## [What to do]
Leave out the pictures and copy every record exactly.

[Stored records]
++++++++++
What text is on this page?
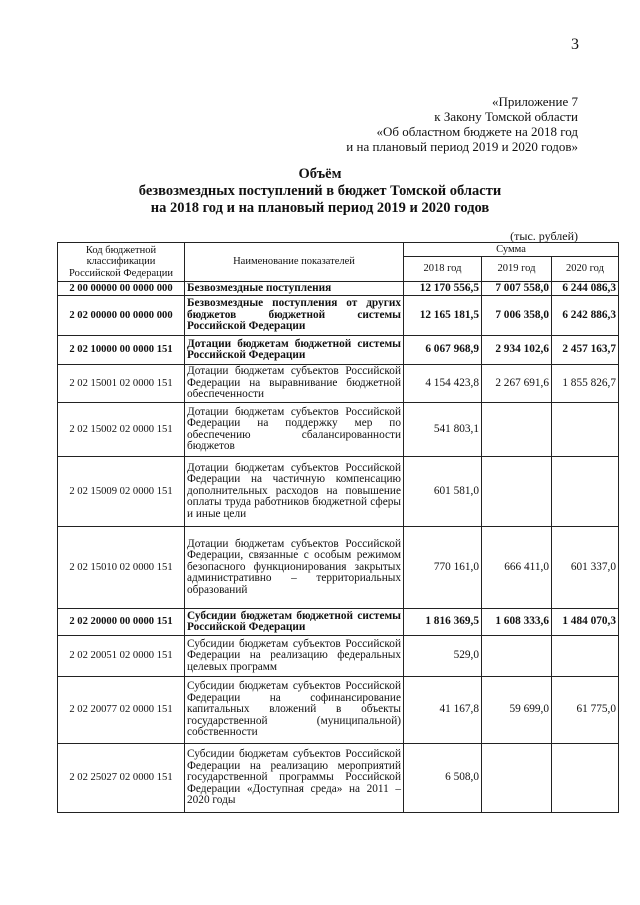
3
«Приложение 7
к Закону Томской области
«Об областном бюджете на 2018 год
и на плановый период 2019 и 2020 годов»
Объём
безвозмездных поступлений в бюджет Томской области
на 2018 год и на плановый период 2019 и 2020 годов
(тыс. рублей)
Код бюджетной классификации Российской Федерации	Наименование показателей	Сумма		
		2018 год	2019 год	2020 год
2 00 00000 00 0000 000	Безвозмездные поступления	12 170 556,5	7 007 558,0	6 244 086,3
2 02 00000 00 0000 000	Безвозмездные поступления от других бюджетов бюджетной системы Российской Федерации	12 165 181,5	7 006 358,0	6 242 886,3
2 02 10000 00 0000 151	Дотации бюджетам бюджетной системы Российской Федерации	6 067 968,9	2 934 102,6	2 457 163,7
2 02 15001 02 0000 151	Дотации бюджетам субъектов Российской Федерации на выравнивание бюджетной обеспеченности	4 154 423,8	2 267 691,6	1 855 826,7
2 02 15002 02 0000 151	Дотации бюджетам субъектов Российской Федерации на поддержку мер по обеспечению сбалансированности бюджетов	541 803,1		
2 02 15009 02 0000 151	Дотации бюджетам субъектов Российской Федерации на частичную компенсацию дополнительных расходов на повышение оплаты труда работников бюджетной сферы и иные цели	601 581,0		
2 02 15010 02 0000 151	Дотации бюджетам субъектов Российской Федерации, связанные с особым режимом безопасного функционирования закрытых административно – территориальных образований	770 161,0	666 411,0	601 337,0
2 02 20000 00 0000 151	Субсидии бюджетам бюджетной системы Российской Федерации	1 816 369,5	1 608 333,6	1 484 070,3
2 02 20051 02 0000 151	Субсидии бюджетам субъектов Российской Федерации на реализацию федеральных целевых программ	529,0		
2 02 20077 02 0000 151	Субсидии бюджетам субъектов Российской Федерации на софинансирование капитальных вложений в объекты государственной (муниципальной) собственности	41 167,8	59 699,0	61 775,0
2 02 25027 02 0000 151	Субсидии бюджетам субъектов Российской Федерации на реализацию мероприятий государственной программы Российской Федерации «Доступная среда» на 2011 – 2020 годы	6 508,0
++++++++++
## [Final result]
What text is on this page?
3
«Приложение 7
к Закону Томской области
«Об областном бюджете на 2018 год
и на плановый период 2019 и 2020 годов»
Объём
безвозмездных поступлений в бюджет Томской области
на 2018 год и на плановый период 2019 и 2020 годов
(тыс. рублей)
Код бюджетной классификации Российской Федерации	Наименование показателей	Сумма		
		2018 год	2019 год	2020 год
2 00 00000 00 0000 000	Безвозмездные поступления	12 170 556,5	7 007 558,0	6 244 086,3
2 02 00000 00 0000 000	Безвозмездные поступления от других бюджетов бюджетной системы Российской Федерации	12 165 181,5	7 006 358,0	6 242 886,3
2 02 10000 00 0000 151	Дотации бюджетам бюджетной системы Российской Федерации	6 067 968,9	2 934 102,6	2 457 163,7
2 02 15001 02 0000 151	Дотации бюджетам субъектов Российской Федерации на выравнивание бюджетной обеспеченности	4 154 423,8	2 267 691,6	1 855 826,7
2 02 15002 02 0000 151	Дотации бюджетам субъектов Российской Федерации на поддержку мер по обеспечению сбалансированности бюджетов	541 803,1		
2 02 15009 02 0000 151	Дотации бюджетам субъектов Российской Федерации на частичную компенсацию дополнительных расходов на повышение оплаты труда работников бюджетной сферы и иные цели	601 581,0		
2 02 15010 02 0000 151	Дотации бюджетам субъектов Российской Федерации, связанные с особым режимом безопасного функционирования закрытых административно – территориальных образований	770 161,0	666 411,0	601 337,0
2 02 20000 00 0000 151	Субсидии бюджетам бюджетной системы Российской Федерации	1 816 369,5	1 608 333,6	1 484 070,3
2 02 20051 02 0000 151	Субсидии бюджетам субъектов Российской Федерации на реализацию федеральных целевых программ	529,0		
2 02 20077 02 0000 151	Субсидии бюджетам субъектов Российской Федерации на софинансирование капитальных вложений в объекты государственной (муниципальной) собственности	41 167,8	59 699,0	61 775,0
2 02 25027 02 0000 151	Субсидии бюджетам субъектов Российской Федерации на реализацию мероприятий государственной программы Российской Федерации «Доступная среда» на 2011 – 2020 годы	6 508,0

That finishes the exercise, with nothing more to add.